• Records shown:
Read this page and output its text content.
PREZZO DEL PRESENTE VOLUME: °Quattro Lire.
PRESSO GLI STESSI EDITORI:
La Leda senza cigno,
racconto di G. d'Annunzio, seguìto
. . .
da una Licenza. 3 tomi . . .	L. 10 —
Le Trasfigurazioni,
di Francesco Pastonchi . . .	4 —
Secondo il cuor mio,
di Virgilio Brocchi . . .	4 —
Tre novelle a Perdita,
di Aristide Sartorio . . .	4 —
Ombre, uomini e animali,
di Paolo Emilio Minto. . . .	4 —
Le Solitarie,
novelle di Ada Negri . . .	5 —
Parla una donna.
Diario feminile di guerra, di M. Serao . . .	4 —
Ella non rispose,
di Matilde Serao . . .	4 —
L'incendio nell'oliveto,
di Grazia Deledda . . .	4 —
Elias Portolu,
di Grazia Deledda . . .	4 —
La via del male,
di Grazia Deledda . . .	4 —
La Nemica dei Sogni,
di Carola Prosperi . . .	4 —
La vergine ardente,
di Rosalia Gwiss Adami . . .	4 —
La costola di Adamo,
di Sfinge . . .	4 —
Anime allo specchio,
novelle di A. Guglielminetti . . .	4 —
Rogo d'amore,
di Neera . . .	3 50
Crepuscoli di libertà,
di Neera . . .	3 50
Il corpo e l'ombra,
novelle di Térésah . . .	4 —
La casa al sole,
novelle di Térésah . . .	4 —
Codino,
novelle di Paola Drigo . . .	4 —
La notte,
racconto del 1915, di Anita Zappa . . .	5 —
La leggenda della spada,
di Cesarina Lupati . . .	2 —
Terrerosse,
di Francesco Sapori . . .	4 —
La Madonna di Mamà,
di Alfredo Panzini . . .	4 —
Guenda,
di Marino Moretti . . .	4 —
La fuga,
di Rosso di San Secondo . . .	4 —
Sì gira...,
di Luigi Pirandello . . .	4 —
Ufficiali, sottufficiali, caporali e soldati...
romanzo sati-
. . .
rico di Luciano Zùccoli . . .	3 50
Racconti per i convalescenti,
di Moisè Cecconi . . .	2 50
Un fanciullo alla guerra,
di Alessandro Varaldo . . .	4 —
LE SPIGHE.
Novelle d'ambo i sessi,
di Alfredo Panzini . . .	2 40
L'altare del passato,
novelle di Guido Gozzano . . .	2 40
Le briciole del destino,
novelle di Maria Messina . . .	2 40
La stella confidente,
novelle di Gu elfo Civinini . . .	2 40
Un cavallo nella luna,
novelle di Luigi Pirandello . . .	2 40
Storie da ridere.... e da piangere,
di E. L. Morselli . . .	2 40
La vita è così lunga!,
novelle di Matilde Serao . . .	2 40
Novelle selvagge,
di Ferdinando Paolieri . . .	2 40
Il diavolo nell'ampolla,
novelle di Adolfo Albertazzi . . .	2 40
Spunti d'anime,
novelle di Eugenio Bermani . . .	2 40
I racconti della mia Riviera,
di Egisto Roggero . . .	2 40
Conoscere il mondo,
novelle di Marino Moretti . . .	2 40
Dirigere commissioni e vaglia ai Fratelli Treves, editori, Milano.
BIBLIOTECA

• Directions for this task: From the records above, how many lines include the word "Pirandello"? Only the number is wanted.

• The reply: 2